What to work on:
Select all lines with the string "المنح" in them, and copy those lines.

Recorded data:
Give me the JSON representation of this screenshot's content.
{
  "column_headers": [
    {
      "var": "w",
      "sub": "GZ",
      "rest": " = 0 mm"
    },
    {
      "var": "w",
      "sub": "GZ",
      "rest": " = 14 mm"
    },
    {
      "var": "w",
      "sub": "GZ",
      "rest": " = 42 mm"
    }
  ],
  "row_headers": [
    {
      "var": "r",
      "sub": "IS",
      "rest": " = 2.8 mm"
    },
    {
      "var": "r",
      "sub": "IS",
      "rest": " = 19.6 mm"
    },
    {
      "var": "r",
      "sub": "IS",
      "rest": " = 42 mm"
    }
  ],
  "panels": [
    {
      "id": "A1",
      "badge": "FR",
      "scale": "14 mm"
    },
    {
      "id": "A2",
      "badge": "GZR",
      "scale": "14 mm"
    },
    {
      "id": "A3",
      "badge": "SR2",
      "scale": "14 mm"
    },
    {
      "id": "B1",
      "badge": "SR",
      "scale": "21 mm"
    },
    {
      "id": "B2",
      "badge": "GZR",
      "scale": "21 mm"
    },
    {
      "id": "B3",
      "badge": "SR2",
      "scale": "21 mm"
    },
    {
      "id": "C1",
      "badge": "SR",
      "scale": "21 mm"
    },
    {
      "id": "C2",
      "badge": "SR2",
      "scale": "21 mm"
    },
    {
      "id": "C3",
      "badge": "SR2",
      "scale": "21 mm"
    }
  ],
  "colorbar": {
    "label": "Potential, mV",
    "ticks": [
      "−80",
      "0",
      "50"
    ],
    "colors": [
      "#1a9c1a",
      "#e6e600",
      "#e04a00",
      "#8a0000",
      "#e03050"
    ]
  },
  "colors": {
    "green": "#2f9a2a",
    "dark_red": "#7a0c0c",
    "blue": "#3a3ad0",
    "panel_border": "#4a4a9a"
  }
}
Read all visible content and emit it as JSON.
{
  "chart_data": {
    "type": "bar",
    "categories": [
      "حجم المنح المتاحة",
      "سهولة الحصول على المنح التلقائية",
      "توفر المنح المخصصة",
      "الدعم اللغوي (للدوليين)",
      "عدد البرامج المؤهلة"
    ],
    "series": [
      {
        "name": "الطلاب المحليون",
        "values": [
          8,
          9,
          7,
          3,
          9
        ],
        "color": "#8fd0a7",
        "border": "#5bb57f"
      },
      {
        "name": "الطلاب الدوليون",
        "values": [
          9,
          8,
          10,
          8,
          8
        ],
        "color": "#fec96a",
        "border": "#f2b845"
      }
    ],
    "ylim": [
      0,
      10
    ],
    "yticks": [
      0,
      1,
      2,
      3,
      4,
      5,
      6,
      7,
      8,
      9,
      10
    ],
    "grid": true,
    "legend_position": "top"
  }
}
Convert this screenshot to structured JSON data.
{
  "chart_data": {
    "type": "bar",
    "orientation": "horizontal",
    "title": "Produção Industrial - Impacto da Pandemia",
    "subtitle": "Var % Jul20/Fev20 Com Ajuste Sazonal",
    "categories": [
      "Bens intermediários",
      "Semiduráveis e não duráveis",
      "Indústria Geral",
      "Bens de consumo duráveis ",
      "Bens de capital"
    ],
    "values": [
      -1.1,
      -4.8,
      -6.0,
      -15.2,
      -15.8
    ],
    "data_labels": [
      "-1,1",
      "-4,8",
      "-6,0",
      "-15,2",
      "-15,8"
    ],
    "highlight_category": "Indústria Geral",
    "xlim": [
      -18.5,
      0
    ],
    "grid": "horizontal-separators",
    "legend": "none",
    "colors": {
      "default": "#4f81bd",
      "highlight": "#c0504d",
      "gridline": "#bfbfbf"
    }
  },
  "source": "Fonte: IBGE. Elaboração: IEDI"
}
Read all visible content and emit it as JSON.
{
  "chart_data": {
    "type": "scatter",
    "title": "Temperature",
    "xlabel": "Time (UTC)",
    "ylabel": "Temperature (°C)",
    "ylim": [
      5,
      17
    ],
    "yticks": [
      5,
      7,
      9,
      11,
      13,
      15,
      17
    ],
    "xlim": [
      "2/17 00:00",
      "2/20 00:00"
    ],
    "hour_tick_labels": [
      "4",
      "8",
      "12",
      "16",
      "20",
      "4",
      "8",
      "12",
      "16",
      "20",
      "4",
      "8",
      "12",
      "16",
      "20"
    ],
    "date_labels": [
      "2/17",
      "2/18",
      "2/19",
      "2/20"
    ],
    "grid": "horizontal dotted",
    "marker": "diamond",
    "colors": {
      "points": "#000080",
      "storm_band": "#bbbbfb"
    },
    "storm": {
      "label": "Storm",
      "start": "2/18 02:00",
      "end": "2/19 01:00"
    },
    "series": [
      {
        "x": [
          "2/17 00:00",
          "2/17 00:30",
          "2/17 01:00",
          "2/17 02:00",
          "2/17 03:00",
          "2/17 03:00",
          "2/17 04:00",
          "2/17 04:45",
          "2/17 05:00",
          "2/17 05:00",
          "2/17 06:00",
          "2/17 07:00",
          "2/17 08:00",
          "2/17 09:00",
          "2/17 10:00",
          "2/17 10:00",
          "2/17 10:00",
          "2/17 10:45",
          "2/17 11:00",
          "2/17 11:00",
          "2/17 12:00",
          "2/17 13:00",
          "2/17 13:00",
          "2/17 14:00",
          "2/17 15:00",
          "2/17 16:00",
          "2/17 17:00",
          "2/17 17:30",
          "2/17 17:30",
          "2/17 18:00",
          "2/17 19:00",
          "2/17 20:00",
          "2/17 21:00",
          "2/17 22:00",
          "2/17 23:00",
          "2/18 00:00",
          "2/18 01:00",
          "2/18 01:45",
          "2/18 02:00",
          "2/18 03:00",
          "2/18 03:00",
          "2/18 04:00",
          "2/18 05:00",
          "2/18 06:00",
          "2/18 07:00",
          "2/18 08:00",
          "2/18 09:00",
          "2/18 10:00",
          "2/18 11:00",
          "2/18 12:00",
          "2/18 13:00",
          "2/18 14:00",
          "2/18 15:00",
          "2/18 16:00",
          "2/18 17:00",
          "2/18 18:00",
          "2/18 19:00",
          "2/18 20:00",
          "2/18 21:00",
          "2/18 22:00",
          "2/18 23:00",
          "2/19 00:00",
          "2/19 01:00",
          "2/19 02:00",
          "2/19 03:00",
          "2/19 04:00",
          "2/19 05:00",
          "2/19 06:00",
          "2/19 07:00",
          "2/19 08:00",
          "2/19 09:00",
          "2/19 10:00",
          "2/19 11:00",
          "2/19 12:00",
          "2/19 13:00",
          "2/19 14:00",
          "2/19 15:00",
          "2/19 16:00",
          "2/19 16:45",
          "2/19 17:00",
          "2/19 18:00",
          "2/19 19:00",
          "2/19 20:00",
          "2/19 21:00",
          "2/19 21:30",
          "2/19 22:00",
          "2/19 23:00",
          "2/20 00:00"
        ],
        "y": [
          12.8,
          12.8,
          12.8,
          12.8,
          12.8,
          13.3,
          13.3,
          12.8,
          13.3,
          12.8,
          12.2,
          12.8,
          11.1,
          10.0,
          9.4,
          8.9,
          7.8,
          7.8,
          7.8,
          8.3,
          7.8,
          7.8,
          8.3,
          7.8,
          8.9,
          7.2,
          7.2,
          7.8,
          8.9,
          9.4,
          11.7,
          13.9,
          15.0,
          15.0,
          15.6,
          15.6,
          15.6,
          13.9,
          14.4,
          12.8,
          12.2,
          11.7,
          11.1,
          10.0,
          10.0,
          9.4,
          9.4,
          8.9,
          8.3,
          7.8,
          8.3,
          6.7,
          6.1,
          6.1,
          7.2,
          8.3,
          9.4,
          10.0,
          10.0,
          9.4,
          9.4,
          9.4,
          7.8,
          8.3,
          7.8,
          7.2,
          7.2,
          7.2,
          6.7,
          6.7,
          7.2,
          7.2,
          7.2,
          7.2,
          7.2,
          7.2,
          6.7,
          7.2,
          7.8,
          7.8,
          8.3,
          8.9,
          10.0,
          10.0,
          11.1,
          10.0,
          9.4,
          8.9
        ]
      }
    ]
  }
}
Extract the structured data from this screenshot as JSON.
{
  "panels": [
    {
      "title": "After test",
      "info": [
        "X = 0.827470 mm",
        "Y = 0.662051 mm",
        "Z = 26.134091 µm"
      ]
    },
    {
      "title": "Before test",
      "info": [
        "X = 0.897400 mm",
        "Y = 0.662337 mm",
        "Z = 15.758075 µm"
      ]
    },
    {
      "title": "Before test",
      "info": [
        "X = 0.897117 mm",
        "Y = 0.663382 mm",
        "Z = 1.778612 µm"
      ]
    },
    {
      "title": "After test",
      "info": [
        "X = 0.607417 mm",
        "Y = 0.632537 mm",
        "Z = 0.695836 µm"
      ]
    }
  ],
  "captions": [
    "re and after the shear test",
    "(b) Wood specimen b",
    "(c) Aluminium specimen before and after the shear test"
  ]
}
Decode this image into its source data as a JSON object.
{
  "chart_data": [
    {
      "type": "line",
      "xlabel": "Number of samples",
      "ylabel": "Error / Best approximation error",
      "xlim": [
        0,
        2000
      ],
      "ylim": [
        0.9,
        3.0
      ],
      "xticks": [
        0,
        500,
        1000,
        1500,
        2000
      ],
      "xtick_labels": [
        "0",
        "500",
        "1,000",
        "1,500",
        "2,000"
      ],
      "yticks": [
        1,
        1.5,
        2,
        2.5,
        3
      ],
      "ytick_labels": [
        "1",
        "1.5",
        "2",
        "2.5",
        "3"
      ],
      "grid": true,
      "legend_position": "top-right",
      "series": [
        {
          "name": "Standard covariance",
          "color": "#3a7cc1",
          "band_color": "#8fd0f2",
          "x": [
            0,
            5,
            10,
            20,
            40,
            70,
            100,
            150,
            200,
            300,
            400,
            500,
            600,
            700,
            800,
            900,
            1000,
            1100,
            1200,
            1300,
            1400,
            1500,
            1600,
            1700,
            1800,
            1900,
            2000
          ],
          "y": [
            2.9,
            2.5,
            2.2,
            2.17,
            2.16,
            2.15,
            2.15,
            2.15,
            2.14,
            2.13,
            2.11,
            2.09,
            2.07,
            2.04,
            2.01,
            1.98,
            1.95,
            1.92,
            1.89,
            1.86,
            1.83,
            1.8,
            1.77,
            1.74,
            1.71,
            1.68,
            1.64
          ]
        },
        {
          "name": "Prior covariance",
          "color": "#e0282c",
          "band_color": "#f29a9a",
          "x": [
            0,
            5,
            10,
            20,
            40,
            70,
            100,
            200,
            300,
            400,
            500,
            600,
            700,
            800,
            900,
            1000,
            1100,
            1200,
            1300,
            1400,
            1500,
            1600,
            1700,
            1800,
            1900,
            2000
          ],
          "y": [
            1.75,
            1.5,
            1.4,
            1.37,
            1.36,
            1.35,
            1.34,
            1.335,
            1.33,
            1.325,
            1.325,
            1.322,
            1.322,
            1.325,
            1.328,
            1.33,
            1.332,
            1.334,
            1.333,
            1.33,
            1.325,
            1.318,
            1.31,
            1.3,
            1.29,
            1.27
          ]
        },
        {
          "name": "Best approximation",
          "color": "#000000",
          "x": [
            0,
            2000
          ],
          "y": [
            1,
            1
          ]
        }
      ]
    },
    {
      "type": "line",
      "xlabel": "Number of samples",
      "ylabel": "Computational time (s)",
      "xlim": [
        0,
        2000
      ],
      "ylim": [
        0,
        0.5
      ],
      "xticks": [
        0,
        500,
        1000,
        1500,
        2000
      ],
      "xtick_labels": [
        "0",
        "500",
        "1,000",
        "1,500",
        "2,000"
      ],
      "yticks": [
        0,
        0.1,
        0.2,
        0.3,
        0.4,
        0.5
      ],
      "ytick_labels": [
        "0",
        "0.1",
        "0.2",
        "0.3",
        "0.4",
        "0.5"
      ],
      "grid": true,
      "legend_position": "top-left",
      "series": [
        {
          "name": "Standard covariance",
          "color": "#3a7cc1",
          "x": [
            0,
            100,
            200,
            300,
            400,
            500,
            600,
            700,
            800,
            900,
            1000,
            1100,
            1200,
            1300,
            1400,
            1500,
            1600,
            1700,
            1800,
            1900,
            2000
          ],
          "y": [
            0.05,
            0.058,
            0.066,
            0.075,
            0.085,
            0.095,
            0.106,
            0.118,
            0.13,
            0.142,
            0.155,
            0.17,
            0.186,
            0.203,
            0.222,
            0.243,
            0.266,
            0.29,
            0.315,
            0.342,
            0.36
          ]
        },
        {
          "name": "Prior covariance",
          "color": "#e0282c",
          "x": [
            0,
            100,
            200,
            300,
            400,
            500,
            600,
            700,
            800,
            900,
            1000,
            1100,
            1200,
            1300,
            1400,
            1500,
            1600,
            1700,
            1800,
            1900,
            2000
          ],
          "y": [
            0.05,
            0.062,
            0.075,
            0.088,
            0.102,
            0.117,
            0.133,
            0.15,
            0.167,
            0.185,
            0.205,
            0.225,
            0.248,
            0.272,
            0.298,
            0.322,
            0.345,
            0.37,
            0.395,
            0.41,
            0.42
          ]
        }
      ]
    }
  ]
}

The response:
      "حجم المنح المتاحة",
      "سهولة الحصول على المنح التلقائية",
      "توفر المنح المخصصة",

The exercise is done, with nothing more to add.